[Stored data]
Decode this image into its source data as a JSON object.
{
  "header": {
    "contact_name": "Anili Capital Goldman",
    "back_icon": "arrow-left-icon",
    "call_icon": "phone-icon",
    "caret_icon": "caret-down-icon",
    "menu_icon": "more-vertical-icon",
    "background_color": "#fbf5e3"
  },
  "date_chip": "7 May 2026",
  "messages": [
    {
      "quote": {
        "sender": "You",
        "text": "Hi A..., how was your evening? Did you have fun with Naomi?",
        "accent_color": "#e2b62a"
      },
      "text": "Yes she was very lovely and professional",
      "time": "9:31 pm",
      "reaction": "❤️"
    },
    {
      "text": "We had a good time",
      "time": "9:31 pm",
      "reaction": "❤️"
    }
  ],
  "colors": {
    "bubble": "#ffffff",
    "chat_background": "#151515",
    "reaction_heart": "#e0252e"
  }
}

■ Work to be completed
Return each entry from the material above exactly as it appears.

■ Answer
Decode this image into its source data as a JSON object.
{
  "header": {
    "contact_name": "Anili Capital Goldman",
    "back_icon": "arrow-left-icon",
    "call_icon": "phone-icon",
    "caret_icon": "caret-down-icon",
    "menu_icon": "more-vertical-icon",
    "background_color": "#fbf5e3"
  },
  "date_chip": "7 May 2026",
  "messages": [
    {
      "quote": {
        "sender": "You",
        "text": "Hi A..., how was your evening? Did you have fun with Naomi?",
        "accent_color": "#e2b62a"
      },
      "text": "Yes she was very lovely and professional",
      "time": "9:31 pm",
      "reaction": "❤️"
    },
    {
      "text": "We had a good time",
      "time": "9:31 pm",
      "reaction": "❤️"
    }
  ],
  "colors": {
    "bubble": "#ffffff",
    "chat_background": "#151515",
    "reaction_heart": "#e0252e"
  }
}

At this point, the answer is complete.